▶ **Task**
Repeat everything in the material exactly.

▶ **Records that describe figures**

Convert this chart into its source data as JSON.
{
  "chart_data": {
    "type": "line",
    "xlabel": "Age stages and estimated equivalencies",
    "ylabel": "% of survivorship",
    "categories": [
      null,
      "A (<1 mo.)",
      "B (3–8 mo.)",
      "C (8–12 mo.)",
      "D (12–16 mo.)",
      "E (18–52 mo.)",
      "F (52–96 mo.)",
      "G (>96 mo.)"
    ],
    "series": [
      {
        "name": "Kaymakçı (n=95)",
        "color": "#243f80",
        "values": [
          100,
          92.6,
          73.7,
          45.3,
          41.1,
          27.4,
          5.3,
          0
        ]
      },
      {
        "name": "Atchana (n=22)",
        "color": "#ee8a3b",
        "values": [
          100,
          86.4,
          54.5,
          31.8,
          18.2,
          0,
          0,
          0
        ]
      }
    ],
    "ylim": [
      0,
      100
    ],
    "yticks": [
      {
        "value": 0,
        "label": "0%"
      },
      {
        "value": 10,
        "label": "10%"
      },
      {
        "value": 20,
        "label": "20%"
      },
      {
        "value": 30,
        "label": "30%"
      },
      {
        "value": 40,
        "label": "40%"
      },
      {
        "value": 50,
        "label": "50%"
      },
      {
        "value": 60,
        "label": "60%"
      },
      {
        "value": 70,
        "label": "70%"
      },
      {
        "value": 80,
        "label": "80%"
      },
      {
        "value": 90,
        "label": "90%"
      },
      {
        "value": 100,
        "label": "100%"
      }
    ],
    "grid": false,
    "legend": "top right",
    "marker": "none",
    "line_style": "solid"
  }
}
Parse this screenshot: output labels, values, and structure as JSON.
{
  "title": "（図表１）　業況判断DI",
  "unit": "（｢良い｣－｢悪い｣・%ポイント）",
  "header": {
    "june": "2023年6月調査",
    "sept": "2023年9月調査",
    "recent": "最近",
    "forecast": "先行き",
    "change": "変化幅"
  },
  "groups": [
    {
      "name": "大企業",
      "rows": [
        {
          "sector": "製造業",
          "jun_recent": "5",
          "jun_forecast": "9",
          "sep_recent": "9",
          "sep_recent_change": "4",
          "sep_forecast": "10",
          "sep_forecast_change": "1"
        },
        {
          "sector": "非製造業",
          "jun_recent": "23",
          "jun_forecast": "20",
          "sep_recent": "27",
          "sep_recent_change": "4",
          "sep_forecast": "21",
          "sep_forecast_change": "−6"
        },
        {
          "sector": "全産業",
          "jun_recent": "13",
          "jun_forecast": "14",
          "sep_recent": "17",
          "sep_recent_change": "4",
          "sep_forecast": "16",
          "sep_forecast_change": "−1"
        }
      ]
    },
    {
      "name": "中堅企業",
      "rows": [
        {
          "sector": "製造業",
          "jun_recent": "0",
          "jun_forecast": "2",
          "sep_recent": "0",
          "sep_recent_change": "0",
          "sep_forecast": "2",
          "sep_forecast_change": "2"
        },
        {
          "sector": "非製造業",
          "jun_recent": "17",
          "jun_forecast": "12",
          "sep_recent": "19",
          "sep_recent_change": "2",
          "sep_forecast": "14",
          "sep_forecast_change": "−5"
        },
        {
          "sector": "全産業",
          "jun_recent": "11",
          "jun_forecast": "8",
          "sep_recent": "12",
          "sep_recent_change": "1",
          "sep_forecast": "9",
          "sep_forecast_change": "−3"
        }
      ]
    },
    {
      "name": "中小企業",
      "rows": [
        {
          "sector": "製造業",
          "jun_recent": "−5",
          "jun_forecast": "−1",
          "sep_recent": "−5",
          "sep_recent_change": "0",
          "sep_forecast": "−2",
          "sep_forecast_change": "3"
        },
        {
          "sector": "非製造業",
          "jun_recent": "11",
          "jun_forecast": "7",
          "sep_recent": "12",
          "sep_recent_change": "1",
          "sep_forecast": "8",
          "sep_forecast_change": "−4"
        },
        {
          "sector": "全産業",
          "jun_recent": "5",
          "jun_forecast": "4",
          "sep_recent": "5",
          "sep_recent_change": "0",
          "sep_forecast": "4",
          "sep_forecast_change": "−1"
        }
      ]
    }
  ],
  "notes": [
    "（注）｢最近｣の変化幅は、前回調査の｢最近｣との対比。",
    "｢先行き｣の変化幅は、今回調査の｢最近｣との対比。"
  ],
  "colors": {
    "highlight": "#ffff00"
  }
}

▶ **Task output**
Convert this chart into its source data as JSON.
{
  "chart_data": {
    "type": "line",
    "xlabel": "Age stages and estimated equivalencies",
    "ylabel": "% of survivorship",
    "categories": [
      null,
      "A (<1 mo.)",
      "B (3–8 mo.)",
      "C (8–12 mo.)",
      "D (12–16 mo.)",
      "E (18–52 mo.)",
      "F (52–96 mo.)",
      "G (>96 mo.)"
    ],
    "series": [
      {
        "name": "Kaymakçı (n=95)",
        "color": "#243f80",
        "values": [
          100,
          92.6,
          73.7,
          45.3,
          41.1,
          27.4,
          5.3,
          0
        ]
      },
      {
        "name": "Atchana (n=22)",
        "color": "#ee8a3b",
        "values": [
          100,
          86.4,
          54.5,
          31.8,
          18.2,
          0,
          0,
          0
        ]
      }
    ],
    "ylim": [
      0,
      100
    ],
    "yticks": [
      {
        "value": 0,
        "label": "0%"
      },
      {
        "value": 10,
        "label": "10%"
      },
      {
        "value": 20,
        "label": "20%"
      },
      {
        "value": 30,
        "label": "30%"
      },
      {
        "value": 40,
        "label": "40%"
      },
      {
        "value": 50,
        "label": "50%"
      },
      {
        "value": 60,
        "label": "60%"
      },
      {
        "value": 70,
        "label": "70%"
      },
      {
        "value": 80,
        "label": "80%"
      },
      {
        "value": 90,
        "label": "90%"
      },
      {
        "value": 100,
        "label": "100%"
      }
    ],
    "grid": false,
    "legend": "top right",
    "marker": "none",
    "line_style": "solid"
  }
}
Parse this screenshot: output labels, values, and structure as JSON.
{
  "title": "（図表１）　業況判断DI",
  "unit": "（｢良い｣－｢悪い｣・%ポイント）",
  "header": {
    "june": "2023年6月調査",
    "sept": "2023年9月調査",
    "recent": "最近",
    "forecast": "先行き",
    "change": "変化幅"
  },
  "groups": [
    {
      "name": "大企業",
      "rows": [
        {
          "sector": "製造業",
          "jun_recent": "5",
          "jun_forecast": "9",
          "sep_recent": "9",
          "sep_recent_change": "4",
          "sep_forecast": "10",
          "sep_forecast_change": "1"
        },
        {
          "sector": "非製造業",
          "jun_recent": "23",
          "jun_forecast": "20",
          "sep_recent": "27",
          "sep_recent_change": "4",
          "sep_forecast": "21",
          "sep_forecast_change": "−6"
        },
        {
          "sector": "全産業",
          "jun_recent": "13",
          "jun_forecast": "14",
          "sep_recent": "17",
          "sep_recent_change": "4",
          "sep_forecast": "16",
          "sep_forecast_change": "−1"
        }
      ]
    },
    {
      "name": "中堅企業",
      "rows": [
        {
          "sector": "製造業",
          "jun_recent": "0",
          "jun_forecast": "2",
          "sep_recent": "0",
          "sep_recent_change": "0",
          "sep_forecast": "2",
          "sep_forecast_change": "2"
        },
        {
          "sector": "非製造業",
          "jun_recent": "17",
          "jun_forecast": "12",
          "sep_recent": "19",
          "sep_recent_change": "2",
          "sep_forecast": "14",
          "sep_forecast_change": "−5"
        },
        {
          "sector": "全産業",
          "jun_recent": "11",
          "jun_forecast": "8",
          "sep_recent": "12",
          "sep_recent_change": "1",
          "sep_forecast": "9",
          "sep_forecast_change": "−3"
        }
      ]
    },
    {
      "name": "中小企業",
      "rows": [
        {
          "sector": "製造業",
          "jun_recent": "−5",
          "jun_forecast": "−1",
          "sep_recent": "−5",
          "sep_recent_change": "0",
          "sep_forecast": "−2",
          "sep_forecast_change": "3"
        },
        {
          "sector": "非製造業",
          "jun_recent": "11",
          "jun_forecast": "7",
          "sep_recent": "12",
          "sep_recent_change": "1",
          "sep_forecast": "8",
          "sep_forecast_change": "−4"
        },
        {
          "sector": "全産業",
          "jun_recent": "5",
          "jun_forecast": "4",
          "sep_recent": "5",
          "sep_recent_change": "0",
          "sep_forecast": "4",
          "sep_forecast_change": "−1"
        }
      ]
    }
  ],
  "notes": [
    "（注）｢最近｣の変化幅は、前回調査の｢最近｣との対比。",
    "｢先行き｣の変化幅は、今回調査の｢最近｣との対比。"
  ],
  "colors": {
    "highlight": "#ffff00"
  }
}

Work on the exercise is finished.